§ Materials provided:
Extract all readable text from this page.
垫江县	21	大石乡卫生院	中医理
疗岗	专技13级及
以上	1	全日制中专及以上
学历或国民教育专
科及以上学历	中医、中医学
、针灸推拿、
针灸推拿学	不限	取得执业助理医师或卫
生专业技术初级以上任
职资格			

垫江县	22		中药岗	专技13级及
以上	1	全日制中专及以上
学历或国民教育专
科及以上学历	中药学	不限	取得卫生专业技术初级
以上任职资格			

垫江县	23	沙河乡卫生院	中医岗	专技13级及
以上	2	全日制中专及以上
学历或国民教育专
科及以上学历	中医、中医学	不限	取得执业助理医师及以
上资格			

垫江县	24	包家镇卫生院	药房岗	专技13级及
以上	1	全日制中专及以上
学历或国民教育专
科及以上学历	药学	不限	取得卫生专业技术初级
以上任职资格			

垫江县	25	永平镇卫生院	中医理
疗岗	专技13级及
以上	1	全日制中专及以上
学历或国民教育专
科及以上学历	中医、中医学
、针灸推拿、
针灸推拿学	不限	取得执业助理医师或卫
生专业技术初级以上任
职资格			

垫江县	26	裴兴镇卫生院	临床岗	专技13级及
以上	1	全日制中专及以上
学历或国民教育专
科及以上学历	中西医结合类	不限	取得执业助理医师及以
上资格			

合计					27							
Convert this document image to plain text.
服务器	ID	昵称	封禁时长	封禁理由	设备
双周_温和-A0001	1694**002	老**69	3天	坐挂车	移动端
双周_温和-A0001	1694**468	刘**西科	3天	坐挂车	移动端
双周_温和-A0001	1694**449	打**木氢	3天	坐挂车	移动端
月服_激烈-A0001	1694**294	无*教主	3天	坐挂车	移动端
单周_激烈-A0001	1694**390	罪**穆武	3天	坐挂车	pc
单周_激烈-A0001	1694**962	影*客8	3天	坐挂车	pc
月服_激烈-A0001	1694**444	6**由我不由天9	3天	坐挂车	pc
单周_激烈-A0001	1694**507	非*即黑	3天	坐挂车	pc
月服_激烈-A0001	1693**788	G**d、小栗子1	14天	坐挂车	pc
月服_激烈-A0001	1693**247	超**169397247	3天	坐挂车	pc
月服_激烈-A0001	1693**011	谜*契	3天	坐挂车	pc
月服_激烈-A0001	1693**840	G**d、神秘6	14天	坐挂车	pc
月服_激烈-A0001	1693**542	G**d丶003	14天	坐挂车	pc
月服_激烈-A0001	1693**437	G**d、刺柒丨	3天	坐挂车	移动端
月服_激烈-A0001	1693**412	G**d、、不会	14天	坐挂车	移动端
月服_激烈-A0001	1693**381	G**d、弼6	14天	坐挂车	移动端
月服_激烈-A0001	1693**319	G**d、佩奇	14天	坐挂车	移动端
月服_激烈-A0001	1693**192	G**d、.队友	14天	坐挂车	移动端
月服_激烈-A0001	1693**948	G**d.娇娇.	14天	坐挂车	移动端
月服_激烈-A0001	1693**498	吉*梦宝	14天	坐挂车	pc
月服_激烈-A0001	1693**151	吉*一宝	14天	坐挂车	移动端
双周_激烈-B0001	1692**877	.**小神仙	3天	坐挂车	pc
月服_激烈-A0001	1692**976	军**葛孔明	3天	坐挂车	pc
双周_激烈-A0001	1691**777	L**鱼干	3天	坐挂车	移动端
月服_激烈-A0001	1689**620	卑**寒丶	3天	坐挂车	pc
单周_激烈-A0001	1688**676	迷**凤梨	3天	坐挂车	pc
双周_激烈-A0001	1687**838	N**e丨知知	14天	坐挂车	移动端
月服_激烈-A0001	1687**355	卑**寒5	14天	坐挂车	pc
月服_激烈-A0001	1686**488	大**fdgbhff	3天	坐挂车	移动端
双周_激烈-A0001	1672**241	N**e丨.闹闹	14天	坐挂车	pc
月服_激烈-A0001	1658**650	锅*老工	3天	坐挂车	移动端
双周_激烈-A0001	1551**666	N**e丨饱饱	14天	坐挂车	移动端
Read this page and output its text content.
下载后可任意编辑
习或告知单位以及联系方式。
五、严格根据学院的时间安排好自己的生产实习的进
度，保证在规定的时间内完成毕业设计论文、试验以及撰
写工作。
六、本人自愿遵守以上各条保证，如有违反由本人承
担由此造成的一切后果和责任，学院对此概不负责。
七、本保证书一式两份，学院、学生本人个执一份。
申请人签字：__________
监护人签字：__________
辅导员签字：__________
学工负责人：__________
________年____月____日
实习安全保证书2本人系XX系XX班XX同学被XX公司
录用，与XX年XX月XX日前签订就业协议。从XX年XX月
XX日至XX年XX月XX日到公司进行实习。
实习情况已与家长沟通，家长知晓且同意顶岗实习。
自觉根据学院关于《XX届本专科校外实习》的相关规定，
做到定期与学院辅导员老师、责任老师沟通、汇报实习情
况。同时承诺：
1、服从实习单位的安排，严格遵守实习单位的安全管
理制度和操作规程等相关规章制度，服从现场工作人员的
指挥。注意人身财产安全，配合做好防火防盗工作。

§ Problem:
Write the material out again word for word.

§ Finished task:
Extract all readable text from this page.
垫江县	21	大石乡卫生院	中医理
疗岗	专技13级及
以上	1	全日制中专及以上
学历或国民教育专
科及以上学历	中医、中医学
、针灸推拿、
针灸推拿学	不限	取得执业助理医师或卫
生专业技术初级以上任
职资格			

垫江县	22		中药岗	专技13级及
以上	1	全日制中专及以上
学历或国民教育专
科及以上学历	中药学	不限	取得卫生专业技术初级
以上任职资格			

垫江县	23	沙河乡卫生院	中医岗	专技13级及
以上	2	全日制中专及以上
学历或国民教育专
科及以上学历	中医、中医学	不限	取得执业助理医师及以
上资格			

垫江县	24	包家镇卫生院	药房岗	专技13级及
以上	1	全日制中专及以上
学历或国民教育专
科及以上学历	药学	不限	取得卫生专业技术初级
以上任职资格			

垫江县	25	永平镇卫生院	中医理
疗岗	专技13级及
以上	1	全日制中专及以上
学历或国民教育专
科及以上学历	中医、中医学
、针灸推拿、
针灸推拿学	不限	取得执业助理医师或卫
生专业技术初级以上任
职资格			

垫江县	26	裴兴镇卫生院	临床岗	专技13级及
以上	1	全日制中专及以上
学历或国民教育专
科及以上学历	中西医结合类	不限	取得执业助理医师及以
上资格			

合计					27							
Convert this document image to plain text.
服务器	ID	昵称	封禁时长	封禁理由	设备
双周_温和-A0001	1694**002	老**69	3天	坐挂车	移动端
双周_温和-A0001	1694**468	刘**西科	3天	坐挂车	移动端
双周_温和-A0001	1694**449	打**木氢	3天	坐挂车	移动端
月服_激烈-A0001	1694**294	无*教主	3天	坐挂车	移动端
单周_激烈-A0001	1694**390	罪**穆武	3天	坐挂车	pc
单周_激烈-A0001	1694**962	影*客8	3天	坐挂车	pc
月服_激烈-A0001	1694**444	6**由我不由天9	3天	坐挂车	pc
单周_激烈-A0001	1694**507	非*即黑	3天	坐挂车	pc
月服_激烈-A0001	1693**788	G**d、小栗子1	14天	坐挂车	pc
月服_激烈-A0001	1693**247	超**169397247	3天	坐挂车	pc
月服_激烈-A0001	1693**011	谜*契	3天	坐挂车	pc
月服_激烈-A0001	1693**840	G**d、神秘6	14天	坐挂车	pc
月服_激烈-A0001	1693**542	G**d丶003	14天	坐挂车	pc
月服_激烈-A0001	1693**437	G**d、刺柒丨	3天	坐挂车	移动端
月服_激烈-A0001	1693**412	G**d、、不会	14天	坐挂车	移动端
月服_激烈-A0001	1693**381	G**d、弼6	14天	坐挂车	移动端
月服_激烈-A0001	1693**319	G**d、佩奇	14天	坐挂车	移动端
月服_激烈-A0001	1693**192	G**d、.队友	14天	坐挂车	移动端
月服_激烈-A0001	1693**948	G**d.娇娇.	14天	坐挂车	移动端
月服_激烈-A0001	1693**498	吉*梦宝	14天	坐挂车	pc
月服_激烈-A0001	1693**151	吉*一宝	14天	坐挂车	移动端
双周_激烈-B0001	1692**877	.**小神仙	3天	坐挂车	pc
月服_激烈-A0001	1692**976	军**葛孔明	3天	坐挂车	pc
双周_激烈-A0001	1691**777	L**鱼干	3天	坐挂车	移动端
月服_激烈-A0001	1689**620	卑**寒丶	3天	坐挂车	pc
单周_激烈-A0001	1688**676	迷**凤梨	3天	坐挂车	pc
双周_激烈-A0001	1687**838	N**e丨知知	14天	坐挂车	移动端
月服_激烈-A0001	1687**355	卑**寒5	14天	坐挂车	pc
月服_激烈-A0001	1686**488	大**fdgbhff	3天	坐挂车	移动端
双周_激烈-A0001	1672**241	N**e丨.闹闹	14天	坐挂车	pc
月服_激烈-A0001	1658**650	锅*老工	3天	坐挂车	移动端
双周_激烈-A0001	1551**666	N**e丨饱饱	14天	坐挂车	移动端
Read this page and output its text content.
下载后可任意编辑
习或告知单位以及联系方式。
五、严格根据学院的时间安排好自己的生产实习的进
度，保证在规定的时间内完成毕业设计论文、试验以及撰
写工作。
六、本人自愿遵守以上各条保证，如有违反由本人承
担由此造成的一切后果和责任，学院对此概不负责。
七、本保证书一式两份，学院、学生本人个执一份。
申请人签字：__________
监护人签字：__________
辅导员签字：__________
学工负责人：__________
________年____月____日
实习安全保证书2本人系XX系XX班XX同学被XX公司
录用，与XX年XX月XX日前签订就业协议。从XX年XX月
XX日至XX年XX月XX日到公司进行实习。
实习情况已与家长沟通，家长知晓且同意顶岗实习。
自觉根据学院关于《XX届本专科校外实习》的相关规定，
做到定期与学院辅导员老师、责任老师沟通、汇报实习情
况。同时承诺：
1、服从实习单位的安排，严格遵守实习单位的安全管
理制度和操作规程等相关规章制度，服从现场工作人员的
指挥。注意人身财产安全，配合做好防火防盗工作。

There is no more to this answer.